▸ **Given request**
Gather each line of the records where "Call" appears.
======== The records
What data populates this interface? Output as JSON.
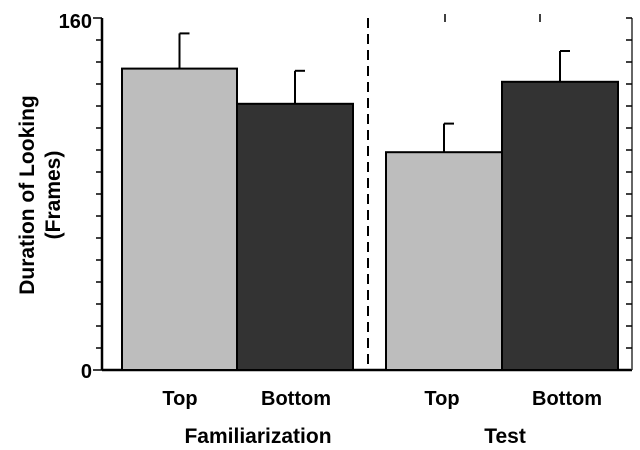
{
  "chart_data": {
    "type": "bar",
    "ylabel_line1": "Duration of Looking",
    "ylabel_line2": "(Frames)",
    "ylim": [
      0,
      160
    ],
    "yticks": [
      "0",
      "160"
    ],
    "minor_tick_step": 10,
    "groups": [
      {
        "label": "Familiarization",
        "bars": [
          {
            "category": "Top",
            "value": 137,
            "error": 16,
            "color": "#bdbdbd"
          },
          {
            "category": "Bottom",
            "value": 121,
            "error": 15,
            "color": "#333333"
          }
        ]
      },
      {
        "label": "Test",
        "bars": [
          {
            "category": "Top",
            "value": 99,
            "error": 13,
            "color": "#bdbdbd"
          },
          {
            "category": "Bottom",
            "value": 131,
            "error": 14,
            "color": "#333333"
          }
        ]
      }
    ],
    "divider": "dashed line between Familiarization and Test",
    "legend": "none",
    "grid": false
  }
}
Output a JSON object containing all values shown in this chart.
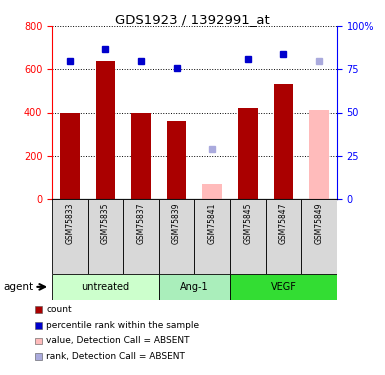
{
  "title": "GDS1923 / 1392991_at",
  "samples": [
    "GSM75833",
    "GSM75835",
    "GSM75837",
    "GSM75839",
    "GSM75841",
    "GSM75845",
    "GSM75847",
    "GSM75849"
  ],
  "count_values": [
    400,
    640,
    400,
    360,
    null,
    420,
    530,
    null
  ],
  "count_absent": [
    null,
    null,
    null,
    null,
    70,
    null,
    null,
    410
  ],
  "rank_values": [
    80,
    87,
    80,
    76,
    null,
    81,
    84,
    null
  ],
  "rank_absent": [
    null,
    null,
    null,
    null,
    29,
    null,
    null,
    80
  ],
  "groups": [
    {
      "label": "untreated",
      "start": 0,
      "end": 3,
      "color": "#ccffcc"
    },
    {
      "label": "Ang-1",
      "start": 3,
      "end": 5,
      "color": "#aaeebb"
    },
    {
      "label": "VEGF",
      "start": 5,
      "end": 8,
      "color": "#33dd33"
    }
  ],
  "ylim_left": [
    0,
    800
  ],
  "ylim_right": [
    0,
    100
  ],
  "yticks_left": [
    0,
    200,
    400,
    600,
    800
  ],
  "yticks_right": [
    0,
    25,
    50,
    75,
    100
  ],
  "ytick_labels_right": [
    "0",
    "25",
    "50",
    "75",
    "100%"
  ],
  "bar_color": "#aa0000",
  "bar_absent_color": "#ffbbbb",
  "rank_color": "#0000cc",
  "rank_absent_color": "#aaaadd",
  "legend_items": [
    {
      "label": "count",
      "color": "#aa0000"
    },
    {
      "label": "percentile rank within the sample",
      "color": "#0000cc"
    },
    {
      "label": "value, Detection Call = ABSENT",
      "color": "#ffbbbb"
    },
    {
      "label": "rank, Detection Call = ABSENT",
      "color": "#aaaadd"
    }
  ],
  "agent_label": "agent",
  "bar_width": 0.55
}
================
▸ **Answer below**
      "label": "value, Detection Call = ABSENT",
      "label": "rank, Detection Call = ABSENT",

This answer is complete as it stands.